Given request: Reproduce word for word the lines of the records below, starting at the line containing "legend: Grease 1" and ending at the line containing "63, 1694, 219]", both included.
════
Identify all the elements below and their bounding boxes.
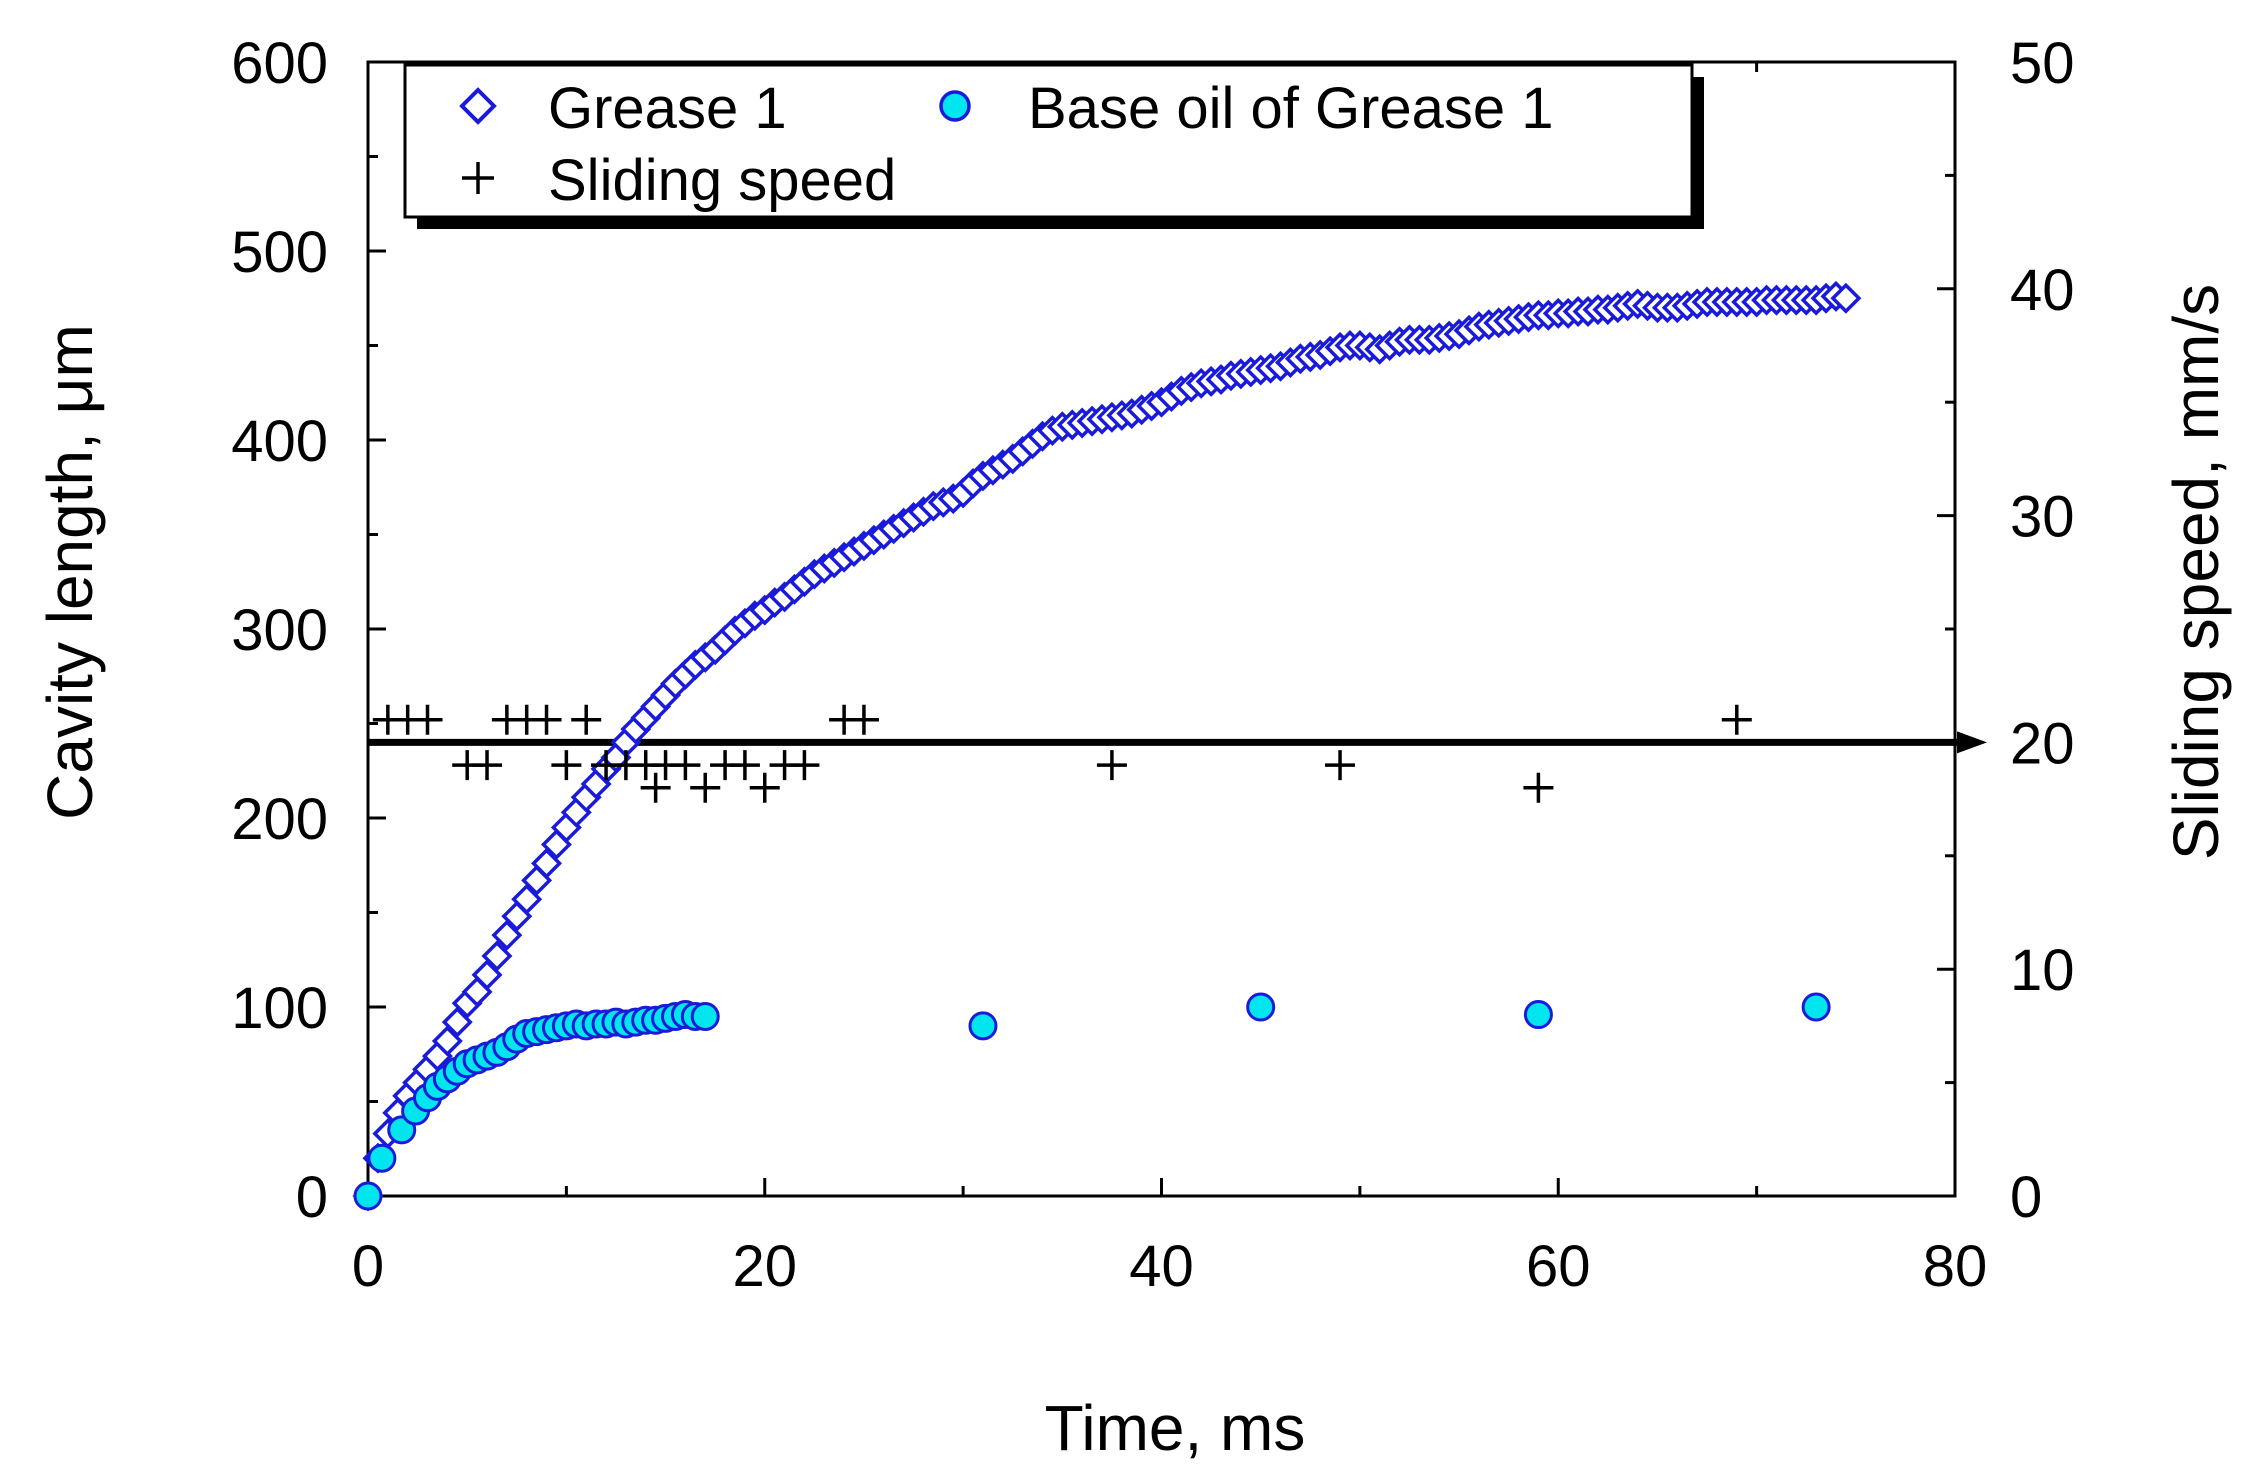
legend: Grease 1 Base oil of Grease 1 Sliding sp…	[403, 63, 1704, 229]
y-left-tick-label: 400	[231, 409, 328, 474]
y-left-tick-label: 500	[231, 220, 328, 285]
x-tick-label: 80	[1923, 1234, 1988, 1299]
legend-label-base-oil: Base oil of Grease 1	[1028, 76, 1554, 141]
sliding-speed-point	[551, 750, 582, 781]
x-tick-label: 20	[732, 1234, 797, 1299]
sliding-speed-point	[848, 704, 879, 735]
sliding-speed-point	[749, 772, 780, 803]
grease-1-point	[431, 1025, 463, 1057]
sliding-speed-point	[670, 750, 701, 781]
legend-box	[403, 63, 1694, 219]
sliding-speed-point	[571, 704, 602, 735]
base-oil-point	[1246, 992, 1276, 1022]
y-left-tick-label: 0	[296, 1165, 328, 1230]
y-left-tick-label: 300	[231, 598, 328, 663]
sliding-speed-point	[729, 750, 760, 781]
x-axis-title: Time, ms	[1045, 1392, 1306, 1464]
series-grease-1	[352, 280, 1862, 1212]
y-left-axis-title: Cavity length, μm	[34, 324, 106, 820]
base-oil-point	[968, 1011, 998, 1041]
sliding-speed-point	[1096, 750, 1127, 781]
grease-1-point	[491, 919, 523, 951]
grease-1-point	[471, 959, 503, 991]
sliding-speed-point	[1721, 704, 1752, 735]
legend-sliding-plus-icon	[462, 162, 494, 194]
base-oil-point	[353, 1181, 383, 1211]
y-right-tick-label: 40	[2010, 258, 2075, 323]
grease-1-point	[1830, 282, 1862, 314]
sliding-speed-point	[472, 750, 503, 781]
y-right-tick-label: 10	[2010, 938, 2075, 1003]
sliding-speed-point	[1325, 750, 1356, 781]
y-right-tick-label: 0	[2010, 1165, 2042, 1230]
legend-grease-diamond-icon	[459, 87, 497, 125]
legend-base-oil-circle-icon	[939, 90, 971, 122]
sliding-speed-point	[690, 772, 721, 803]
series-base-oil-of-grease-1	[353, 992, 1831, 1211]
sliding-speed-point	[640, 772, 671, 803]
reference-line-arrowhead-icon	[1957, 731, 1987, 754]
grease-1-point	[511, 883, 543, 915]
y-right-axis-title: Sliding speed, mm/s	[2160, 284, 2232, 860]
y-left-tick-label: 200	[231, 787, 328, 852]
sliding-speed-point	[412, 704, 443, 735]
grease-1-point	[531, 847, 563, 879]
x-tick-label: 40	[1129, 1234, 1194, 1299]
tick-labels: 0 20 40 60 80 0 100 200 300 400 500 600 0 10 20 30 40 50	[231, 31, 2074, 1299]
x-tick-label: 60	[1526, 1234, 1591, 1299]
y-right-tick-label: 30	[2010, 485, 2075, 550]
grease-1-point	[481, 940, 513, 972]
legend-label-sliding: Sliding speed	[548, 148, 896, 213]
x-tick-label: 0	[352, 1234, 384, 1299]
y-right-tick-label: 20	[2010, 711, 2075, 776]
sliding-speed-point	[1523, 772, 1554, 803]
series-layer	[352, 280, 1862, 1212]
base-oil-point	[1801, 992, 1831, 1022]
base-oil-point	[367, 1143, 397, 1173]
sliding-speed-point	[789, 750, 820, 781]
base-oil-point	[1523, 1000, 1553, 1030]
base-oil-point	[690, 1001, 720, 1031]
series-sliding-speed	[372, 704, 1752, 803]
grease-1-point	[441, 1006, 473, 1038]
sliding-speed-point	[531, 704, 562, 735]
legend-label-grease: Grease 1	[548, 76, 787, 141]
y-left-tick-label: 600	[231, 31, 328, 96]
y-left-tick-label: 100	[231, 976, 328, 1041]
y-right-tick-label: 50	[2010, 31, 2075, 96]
════
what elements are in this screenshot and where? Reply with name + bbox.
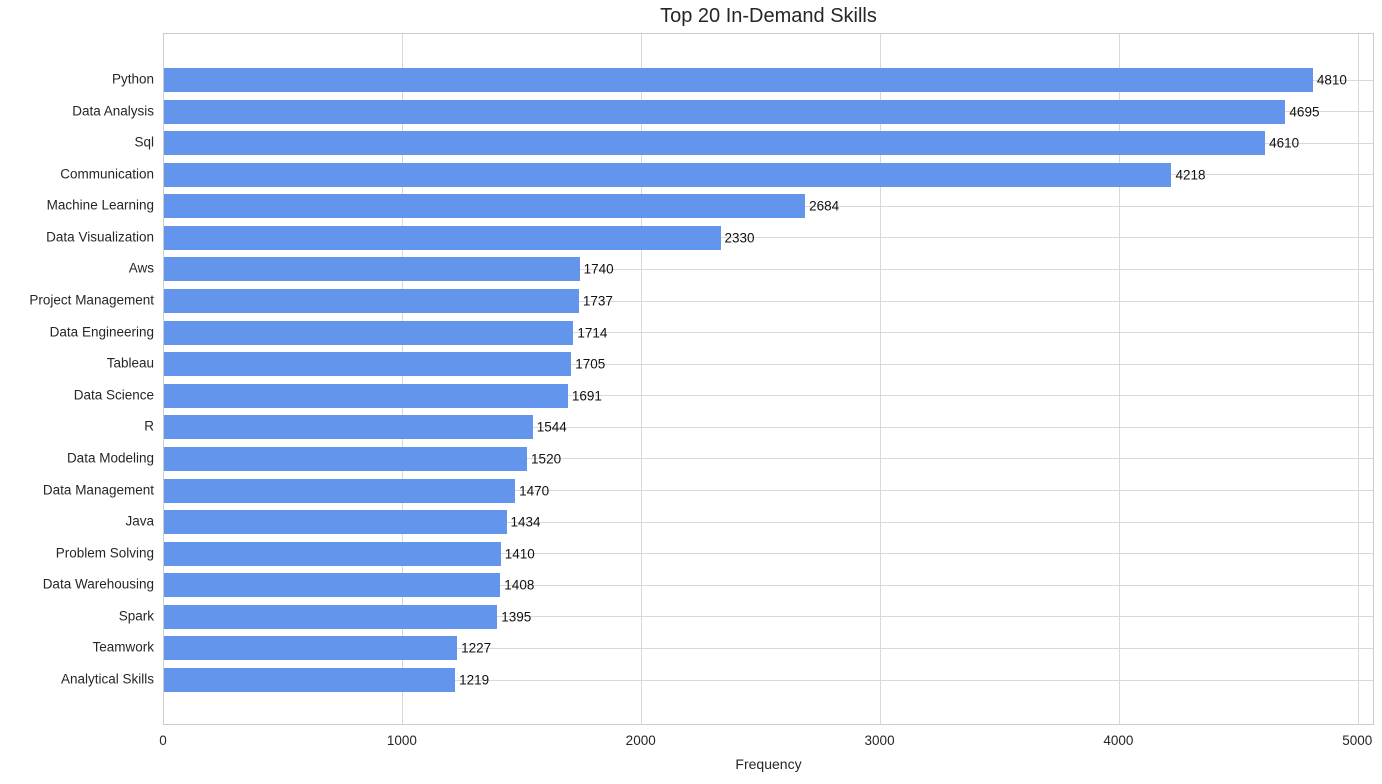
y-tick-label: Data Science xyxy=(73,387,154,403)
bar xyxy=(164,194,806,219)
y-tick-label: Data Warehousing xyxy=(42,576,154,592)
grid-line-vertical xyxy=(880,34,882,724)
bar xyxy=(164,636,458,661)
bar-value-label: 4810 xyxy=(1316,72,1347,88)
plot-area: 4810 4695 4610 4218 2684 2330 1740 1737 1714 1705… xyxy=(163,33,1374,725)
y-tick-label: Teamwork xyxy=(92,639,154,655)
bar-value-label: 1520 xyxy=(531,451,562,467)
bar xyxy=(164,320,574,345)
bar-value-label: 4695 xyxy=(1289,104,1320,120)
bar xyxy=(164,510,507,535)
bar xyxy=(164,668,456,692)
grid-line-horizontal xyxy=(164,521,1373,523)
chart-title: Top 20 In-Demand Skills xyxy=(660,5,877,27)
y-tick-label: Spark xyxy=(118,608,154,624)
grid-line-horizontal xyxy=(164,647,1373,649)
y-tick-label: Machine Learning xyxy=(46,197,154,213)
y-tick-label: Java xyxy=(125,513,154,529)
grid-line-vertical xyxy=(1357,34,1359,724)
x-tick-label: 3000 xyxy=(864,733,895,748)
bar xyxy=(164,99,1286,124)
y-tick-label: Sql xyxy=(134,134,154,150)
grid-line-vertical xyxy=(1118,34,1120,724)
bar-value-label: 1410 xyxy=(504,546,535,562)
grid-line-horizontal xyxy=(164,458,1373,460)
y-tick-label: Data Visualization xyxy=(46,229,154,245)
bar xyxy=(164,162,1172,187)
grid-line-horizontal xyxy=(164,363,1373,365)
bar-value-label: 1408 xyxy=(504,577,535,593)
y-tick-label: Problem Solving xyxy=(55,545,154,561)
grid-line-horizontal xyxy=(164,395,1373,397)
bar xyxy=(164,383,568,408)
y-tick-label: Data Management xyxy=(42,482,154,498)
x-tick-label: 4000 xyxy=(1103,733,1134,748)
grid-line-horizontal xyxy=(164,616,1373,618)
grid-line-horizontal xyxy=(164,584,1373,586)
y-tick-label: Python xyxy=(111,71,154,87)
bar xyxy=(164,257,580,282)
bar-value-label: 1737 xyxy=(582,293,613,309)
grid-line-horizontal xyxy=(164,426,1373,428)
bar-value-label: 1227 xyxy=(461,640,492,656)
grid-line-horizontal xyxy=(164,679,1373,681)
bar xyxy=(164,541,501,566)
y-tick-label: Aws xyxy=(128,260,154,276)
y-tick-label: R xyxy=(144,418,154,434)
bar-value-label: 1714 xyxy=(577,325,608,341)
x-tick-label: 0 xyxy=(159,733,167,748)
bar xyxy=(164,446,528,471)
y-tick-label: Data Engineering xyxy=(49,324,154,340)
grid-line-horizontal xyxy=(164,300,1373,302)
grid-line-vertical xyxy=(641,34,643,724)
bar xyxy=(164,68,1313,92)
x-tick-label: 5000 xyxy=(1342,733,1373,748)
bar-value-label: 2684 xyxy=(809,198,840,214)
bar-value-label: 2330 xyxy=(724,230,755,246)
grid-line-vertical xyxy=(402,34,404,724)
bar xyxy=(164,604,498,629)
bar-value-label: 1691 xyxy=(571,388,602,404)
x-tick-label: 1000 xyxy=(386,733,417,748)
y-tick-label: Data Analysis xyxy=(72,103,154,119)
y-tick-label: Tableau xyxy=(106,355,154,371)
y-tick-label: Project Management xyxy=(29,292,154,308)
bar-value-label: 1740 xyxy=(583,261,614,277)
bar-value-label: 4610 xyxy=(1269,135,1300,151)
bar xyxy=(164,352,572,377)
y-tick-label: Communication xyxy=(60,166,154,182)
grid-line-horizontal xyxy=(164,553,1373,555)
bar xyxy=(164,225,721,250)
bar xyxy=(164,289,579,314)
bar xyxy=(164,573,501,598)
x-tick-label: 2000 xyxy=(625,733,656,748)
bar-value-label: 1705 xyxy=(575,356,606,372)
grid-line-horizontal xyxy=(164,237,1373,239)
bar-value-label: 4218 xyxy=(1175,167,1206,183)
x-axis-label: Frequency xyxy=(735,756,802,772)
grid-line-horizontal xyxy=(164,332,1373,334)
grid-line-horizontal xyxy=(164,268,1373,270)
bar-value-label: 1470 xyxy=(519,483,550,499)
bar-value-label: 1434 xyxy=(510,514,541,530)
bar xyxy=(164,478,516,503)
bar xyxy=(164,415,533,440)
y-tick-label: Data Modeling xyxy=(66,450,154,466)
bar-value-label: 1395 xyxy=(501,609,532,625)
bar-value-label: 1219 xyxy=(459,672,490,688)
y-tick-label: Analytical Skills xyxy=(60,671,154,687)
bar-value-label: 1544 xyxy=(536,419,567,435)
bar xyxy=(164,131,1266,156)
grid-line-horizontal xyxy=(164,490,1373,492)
════
Result for this task:
legend: Grease 1 Base oil of Grease 1 Sliding sp…	[403, 63, 1704, 229]
y-left-tick-label: 400	[231, 409, 328, 474]
y-left-tick-label: 500	[231, 220, 328, 285]
x-tick-label: 80	[1923, 1234, 1988, 1299]
legend-label-base-oil: Base oil of Grease 1	[1028, 76, 1554, 141]
sliding-speed-point	[551, 750, 582, 781]
x-tick-label: 20	[732, 1234, 797, 1299]
sliding-speed-point	[848, 704, 879, 735]
sliding-speed-point	[749, 772, 780, 803]
grease-1-point	[431, 1025, 463, 1057]
sliding-speed-point	[670, 750, 701, 781]
legend-box	[403, 63, 1694, 219]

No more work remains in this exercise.